> **Goal of the exercise**:
Without including any images, repeat the data exactly.

> **Material for this task**:
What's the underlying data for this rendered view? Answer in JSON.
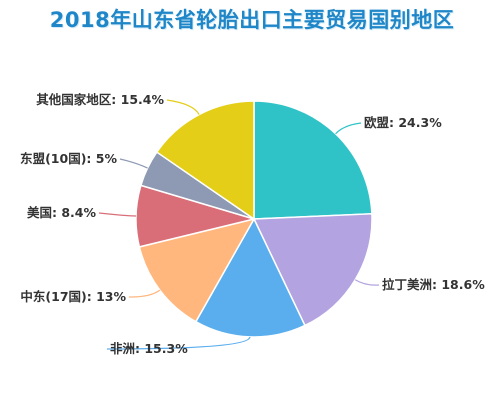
{
  "title": "2018年山东省轮胎出口主要贸易国别地区",
  "chart_data": {
    "type": "pie",
    "title": "2018年山东省轮胎出口主要贸易国别地区",
    "unit": "%",
    "slices": [
      {
        "name": "欧盟",
        "value": 24.3,
        "label": "欧盟: 24.3%",
        "color": "#2fc3c7"
      },
      {
        "name": "拉丁美洲",
        "value": 18.6,
        "label": "拉丁美洲: 18.6%",
        "color": "#b3a3e0"
      },
      {
        "name": "非洲",
        "value": 15.3,
        "label": "非洲: 15.3%",
        "color": "#5aaeee"
      },
      {
        "name": "中东(17国)",
        "value": 13,
        "label": "中东(17国): 13%",
        "color": "#ffb77e"
      },
      {
        "name": "美国",
        "value": 8.4,
        "label": "美国: 8.4%",
        "color": "#d96e78"
      },
      {
        "name": "东盟(10国)",
        "value": 5,
        "label": "东盟(10国): 5%",
        "color": "#8e9ab3"
      },
      {
        "name": "其他国家地区",
        "value": 15.4,
        "label": "其他国家地区: 15.4%",
        "color": "#e4ce17"
      }
    ]
  }
}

> **Solution for this task**:
What's the underlying data for this rendered view? Answer in JSON.
{
  "title": "2018年山东省轮胎出口主要贸易国别地区",
  "chart_data": {
    "type": "pie",
    "title": "2018年山东省轮胎出口主要贸易国别地区",
    "unit": "%",
    "slices": [
      {
        "name": "欧盟",
        "value": 24.3,
        "label": "欧盟: 24.3%",
        "color": "#2fc3c7"
      },
      {
        "name": "拉丁美洲",
        "value": 18.6,
        "label": "拉丁美洲: 18.6%",
        "color": "#b3a3e0"
      },
      {
        "name": "非洲",
        "value": 15.3,
        "label": "非洲: 15.3%",
        "color": "#5aaeee"
      },
      {
        "name": "中东(17国)",
        "value": 13,
        "label": "中东(17国): 13%",
        "color": "#ffb77e"
      },
      {
        "name": "美国",
        "value": 8.4,
        "label": "美国: 8.4%",
        "color": "#d96e78"
      },
      {
        "name": "东盟(10国)",
        "value": 5,
        "label": "东盟(10国): 5%",
        "color": "#8e9ab3"
      },
      {
        "name": "其他国家地区",
        "value": 15.4,
        "label": "其他国家地区: 15.4%",
        "color": "#e4ce17"
      }
    ]
  }
}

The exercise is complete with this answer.